##### EXCERPTED RECORDS
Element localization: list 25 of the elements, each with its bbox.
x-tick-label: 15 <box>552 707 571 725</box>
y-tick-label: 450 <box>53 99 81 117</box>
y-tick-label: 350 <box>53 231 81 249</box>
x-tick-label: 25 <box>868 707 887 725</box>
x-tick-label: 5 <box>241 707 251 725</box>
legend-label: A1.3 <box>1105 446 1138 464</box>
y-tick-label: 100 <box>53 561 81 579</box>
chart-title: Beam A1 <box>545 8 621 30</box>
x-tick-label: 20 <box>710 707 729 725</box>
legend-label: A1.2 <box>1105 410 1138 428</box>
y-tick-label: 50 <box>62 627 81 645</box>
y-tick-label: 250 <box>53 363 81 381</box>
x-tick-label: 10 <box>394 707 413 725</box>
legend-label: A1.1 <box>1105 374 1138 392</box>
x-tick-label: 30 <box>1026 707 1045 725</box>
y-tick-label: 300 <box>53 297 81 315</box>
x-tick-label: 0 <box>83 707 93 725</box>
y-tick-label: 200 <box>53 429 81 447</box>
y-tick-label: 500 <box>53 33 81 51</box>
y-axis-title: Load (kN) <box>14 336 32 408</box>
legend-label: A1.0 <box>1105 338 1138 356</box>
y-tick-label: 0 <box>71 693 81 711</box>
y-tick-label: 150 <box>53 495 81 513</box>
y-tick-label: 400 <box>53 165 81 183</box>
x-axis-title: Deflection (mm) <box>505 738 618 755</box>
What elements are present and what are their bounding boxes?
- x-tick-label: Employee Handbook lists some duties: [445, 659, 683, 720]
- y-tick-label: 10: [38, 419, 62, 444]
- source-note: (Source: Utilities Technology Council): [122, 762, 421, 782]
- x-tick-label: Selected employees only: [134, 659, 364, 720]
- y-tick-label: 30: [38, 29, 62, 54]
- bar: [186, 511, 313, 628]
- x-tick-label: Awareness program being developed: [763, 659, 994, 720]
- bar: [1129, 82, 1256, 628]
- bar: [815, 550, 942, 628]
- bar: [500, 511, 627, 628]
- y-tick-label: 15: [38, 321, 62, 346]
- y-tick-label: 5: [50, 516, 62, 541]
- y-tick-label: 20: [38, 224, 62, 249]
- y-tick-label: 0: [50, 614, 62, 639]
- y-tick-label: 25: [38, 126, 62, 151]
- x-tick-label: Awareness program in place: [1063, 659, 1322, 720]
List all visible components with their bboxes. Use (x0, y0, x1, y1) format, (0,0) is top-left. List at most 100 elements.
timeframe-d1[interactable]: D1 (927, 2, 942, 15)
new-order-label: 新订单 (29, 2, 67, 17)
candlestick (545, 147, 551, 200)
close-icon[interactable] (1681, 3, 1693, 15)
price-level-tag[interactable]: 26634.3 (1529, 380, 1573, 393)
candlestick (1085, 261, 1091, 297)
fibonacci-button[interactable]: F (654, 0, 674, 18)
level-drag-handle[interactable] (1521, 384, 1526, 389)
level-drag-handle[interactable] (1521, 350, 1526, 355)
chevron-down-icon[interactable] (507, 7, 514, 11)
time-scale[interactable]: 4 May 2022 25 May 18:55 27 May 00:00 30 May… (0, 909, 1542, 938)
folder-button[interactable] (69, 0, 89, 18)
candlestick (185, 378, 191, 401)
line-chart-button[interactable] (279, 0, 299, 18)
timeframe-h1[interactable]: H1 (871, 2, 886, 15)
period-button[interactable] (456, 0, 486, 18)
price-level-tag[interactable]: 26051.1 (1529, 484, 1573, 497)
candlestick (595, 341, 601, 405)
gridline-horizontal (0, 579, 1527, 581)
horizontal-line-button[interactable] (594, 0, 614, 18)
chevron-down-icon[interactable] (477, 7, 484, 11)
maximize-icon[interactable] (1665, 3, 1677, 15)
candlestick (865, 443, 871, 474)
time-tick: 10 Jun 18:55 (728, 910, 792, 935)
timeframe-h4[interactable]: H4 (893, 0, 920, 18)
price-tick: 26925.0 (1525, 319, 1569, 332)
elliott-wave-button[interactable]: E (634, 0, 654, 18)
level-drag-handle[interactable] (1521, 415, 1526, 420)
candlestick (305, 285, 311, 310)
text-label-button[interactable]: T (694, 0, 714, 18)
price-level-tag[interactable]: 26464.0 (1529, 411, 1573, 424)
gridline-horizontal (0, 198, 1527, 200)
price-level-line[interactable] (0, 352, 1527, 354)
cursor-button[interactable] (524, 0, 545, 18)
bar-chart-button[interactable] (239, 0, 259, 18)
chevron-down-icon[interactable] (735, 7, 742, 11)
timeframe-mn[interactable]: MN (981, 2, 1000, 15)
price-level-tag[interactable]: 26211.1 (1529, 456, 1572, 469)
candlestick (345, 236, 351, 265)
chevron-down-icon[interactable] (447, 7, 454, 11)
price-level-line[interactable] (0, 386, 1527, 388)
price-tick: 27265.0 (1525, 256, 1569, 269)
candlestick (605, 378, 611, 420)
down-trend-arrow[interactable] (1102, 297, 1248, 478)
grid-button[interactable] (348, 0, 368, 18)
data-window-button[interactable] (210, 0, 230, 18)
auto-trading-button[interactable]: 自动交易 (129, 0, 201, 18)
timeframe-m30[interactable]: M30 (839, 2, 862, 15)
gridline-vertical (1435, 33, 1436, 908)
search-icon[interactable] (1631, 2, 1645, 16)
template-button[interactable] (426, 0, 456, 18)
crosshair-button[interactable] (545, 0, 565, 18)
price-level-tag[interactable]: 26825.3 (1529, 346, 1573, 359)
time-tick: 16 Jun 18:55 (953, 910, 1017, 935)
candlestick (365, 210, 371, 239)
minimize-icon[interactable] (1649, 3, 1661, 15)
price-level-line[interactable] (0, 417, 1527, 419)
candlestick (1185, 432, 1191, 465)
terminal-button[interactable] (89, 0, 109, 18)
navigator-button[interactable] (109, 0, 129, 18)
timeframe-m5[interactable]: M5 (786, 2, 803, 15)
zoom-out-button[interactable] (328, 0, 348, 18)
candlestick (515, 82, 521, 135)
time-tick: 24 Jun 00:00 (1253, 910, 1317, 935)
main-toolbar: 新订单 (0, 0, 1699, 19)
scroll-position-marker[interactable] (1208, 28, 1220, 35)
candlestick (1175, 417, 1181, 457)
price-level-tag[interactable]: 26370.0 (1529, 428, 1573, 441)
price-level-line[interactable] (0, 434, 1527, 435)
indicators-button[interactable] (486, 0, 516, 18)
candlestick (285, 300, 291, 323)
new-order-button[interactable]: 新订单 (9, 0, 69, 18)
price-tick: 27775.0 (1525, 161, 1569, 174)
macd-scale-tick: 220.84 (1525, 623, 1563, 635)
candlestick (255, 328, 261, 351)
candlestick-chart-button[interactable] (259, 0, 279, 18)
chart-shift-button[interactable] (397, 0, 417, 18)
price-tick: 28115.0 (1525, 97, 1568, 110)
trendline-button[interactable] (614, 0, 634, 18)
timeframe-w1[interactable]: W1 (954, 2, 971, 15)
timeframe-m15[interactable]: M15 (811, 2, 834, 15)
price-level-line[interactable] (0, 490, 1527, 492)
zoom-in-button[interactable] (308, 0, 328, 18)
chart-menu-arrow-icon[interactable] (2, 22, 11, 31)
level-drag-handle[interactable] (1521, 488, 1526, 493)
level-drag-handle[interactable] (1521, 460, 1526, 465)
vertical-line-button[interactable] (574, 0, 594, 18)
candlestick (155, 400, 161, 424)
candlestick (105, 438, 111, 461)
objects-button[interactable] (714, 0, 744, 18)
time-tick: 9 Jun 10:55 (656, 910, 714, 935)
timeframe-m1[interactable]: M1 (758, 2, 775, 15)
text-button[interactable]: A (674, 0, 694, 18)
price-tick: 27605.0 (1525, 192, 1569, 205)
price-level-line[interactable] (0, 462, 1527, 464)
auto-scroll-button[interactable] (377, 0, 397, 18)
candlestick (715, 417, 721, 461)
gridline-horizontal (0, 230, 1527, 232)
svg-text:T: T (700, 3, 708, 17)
##########
**EXERCISE DETAILS**
Copy everything from the start of the rows down to the line containing "x-tick-label: 30 <box>1026 707 1045 725</box>", keeping each line unchanged.

**ANSWER TO THIS EXERCISE**
Element localization: list 25 of the elements, each with its bbox.
x-tick-label: 15 <box>552 707 571 725</box>
y-tick-label: 450 <box>53 99 81 117</box>
y-tick-label: 350 <box>53 231 81 249</box>
x-tick-label: 25 <box>868 707 887 725</box>
x-tick-label: 5 <box>241 707 251 725</box>
legend-label: A1.3 <box>1105 446 1138 464</box>
y-tick-label: 100 <box>53 561 81 579</box>
chart-title: Beam A1 <box>545 8 621 30</box>
x-tick-label: 20 <box>710 707 729 725</box>
legend-label: A1.2 <box>1105 410 1138 428</box>
y-tick-label: 50 <box>62 627 81 645</box>
y-tick-label: 250 <box>53 363 81 381</box>
x-tick-label: 10 <box>394 707 413 725</box>
legend-label: A1.1 <box>1105 374 1138 392</box>
x-tick-label: 30 <box>1026 707 1045 725</box>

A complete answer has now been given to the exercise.